## Given instruction
All of the material below is to be returned exactly.

## Task data
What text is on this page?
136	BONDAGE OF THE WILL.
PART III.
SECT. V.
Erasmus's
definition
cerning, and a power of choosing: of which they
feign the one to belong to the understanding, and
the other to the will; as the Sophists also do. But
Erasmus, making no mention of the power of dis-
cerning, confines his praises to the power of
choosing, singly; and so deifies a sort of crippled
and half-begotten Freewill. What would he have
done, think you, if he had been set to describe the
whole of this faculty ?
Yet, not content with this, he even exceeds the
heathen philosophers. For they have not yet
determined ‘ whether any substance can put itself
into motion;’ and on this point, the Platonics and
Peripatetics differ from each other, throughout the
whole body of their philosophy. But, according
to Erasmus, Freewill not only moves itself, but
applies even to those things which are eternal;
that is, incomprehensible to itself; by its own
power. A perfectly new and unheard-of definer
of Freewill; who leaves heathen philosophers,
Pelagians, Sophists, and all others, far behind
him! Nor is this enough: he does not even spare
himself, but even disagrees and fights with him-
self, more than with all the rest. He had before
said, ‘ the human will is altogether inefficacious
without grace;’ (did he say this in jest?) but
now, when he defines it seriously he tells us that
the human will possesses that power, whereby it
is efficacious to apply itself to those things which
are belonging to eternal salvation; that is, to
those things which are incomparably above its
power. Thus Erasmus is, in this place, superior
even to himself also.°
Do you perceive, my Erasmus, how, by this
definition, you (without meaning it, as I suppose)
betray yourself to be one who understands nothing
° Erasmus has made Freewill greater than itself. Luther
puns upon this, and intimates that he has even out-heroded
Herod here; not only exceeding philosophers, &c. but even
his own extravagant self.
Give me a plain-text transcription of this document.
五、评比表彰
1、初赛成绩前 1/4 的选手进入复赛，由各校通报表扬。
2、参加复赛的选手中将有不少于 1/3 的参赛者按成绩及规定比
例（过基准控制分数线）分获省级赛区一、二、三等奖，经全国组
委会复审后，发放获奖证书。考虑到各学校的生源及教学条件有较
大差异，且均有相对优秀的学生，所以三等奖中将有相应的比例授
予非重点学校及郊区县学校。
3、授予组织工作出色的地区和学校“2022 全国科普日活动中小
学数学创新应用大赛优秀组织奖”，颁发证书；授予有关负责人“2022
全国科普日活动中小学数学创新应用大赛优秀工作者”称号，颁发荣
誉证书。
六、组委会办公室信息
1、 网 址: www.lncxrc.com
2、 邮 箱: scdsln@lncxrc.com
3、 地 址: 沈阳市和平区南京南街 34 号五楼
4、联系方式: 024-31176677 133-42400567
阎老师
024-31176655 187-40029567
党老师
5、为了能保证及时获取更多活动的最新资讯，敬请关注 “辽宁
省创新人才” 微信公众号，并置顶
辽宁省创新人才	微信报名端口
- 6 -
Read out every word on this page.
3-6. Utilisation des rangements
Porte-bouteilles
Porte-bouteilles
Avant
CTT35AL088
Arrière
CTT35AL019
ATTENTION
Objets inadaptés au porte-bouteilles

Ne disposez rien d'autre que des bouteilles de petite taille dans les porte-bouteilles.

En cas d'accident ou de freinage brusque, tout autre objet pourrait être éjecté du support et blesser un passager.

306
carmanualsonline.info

## The reply
What text is on this page?
136	BONDAGE OF THE WILL.
PART III.
SECT. V.
Erasmus's
definition
cerning, and a power of choosing: of which they
feign the one to belong to the understanding, and
the other to the will; as the Sophists also do. But
Erasmus, making no mention of the power of dis-
cerning, confines his praises to the power of
choosing, singly; and so deifies a sort of crippled
and half-begotten Freewill. What would he have
done, think you, if he had been set to describe the
whole of this faculty ?
Yet, not content with this, he even exceeds the
heathen philosophers. For they have not yet
determined ‘ whether any substance can put itself
into motion;’ and on this point, the Platonics and
Peripatetics differ from each other, throughout the
whole body of their philosophy. But, according
to Erasmus, Freewill not only moves itself, but
applies even to those things which are eternal;
that is, incomprehensible to itself; by its own
power. A perfectly new and unheard-of definer
of Freewill; who leaves heathen philosophers,
Pelagians, Sophists, and all others, far behind
him! Nor is this enough: he does not even spare
himself, but even disagrees and fights with him-
self, more than with all the rest. He had before
said, ‘ the human will is altogether inefficacious
without grace;’ (did he say this in jest?) but
now, when he defines it seriously he tells us that
the human will possesses that power, whereby it
is efficacious to apply itself to those things which
are belonging to eternal salvation; that is, to
those things which are incomparably above its
power. Thus Erasmus is, in this place, superior
even to himself also.°
Do you perceive, my Erasmus, how, by this
definition, you (without meaning it, as I suppose)
betray yourself to be one who understands nothing
° Erasmus has made Freewill greater than itself. Luther
puns upon this, and intimates that he has even out-heroded
Herod here; not only exceeding philosophers, &c. but even
his own extravagant self.
Give me a plain-text transcription of this document.
五、评比表彰
1、初赛成绩前 1/4 的选手进入复赛，由各校通报表扬。
2、参加复赛的选手中将有不少于 1/3 的参赛者按成绩及规定比
例（过基准控制分数线）分获省级赛区一、二、三等奖，经全国组
委会复审后，发放获奖证书。考虑到各学校的生源及教学条件有较
大差异，且均有相对优秀的学生，所以三等奖中将有相应的比例授
予非重点学校及郊区县学校。
3、授予组织工作出色的地区和学校“2022 全国科普日活动中小
学数学创新应用大赛优秀组织奖”，颁发证书；授予有关负责人“2022
全国科普日活动中小学数学创新应用大赛优秀工作者”称号，颁发荣
誉证书。
六、组委会办公室信息
1、 网 址: www.lncxrc.com
2、 邮 箱: scdsln@lncxrc.com
3、 地 址: 沈阳市和平区南京南街 34 号五楼
4、联系方式: 024-31176677 133-42400567
阎老师
024-31176655 187-40029567
党老师
5、为了能保证及时获取更多活动的最新资讯，敬请关注 “辽宁
省创新人才” 微信公众号，并置顶
辽宁省创新人才	微信报名端口
- 6 -
Read out every word on this page.
3-6. Utilisation des rangements
Porte-bouteilles
Porte-bouteilles
Avant
CTT35AL088
Arrière
CTT35AL019
ATTENTION
Objets inadaptés au porte-bouteilles

Ne disposez rien d'autre que des bouteilles de petite taille dans les porte-bouteilles.

En cas d'accident ou de freinage brusque, tout autre objet pourrait être éjecté du support et blesser un passager.

306
carmanualsonline.info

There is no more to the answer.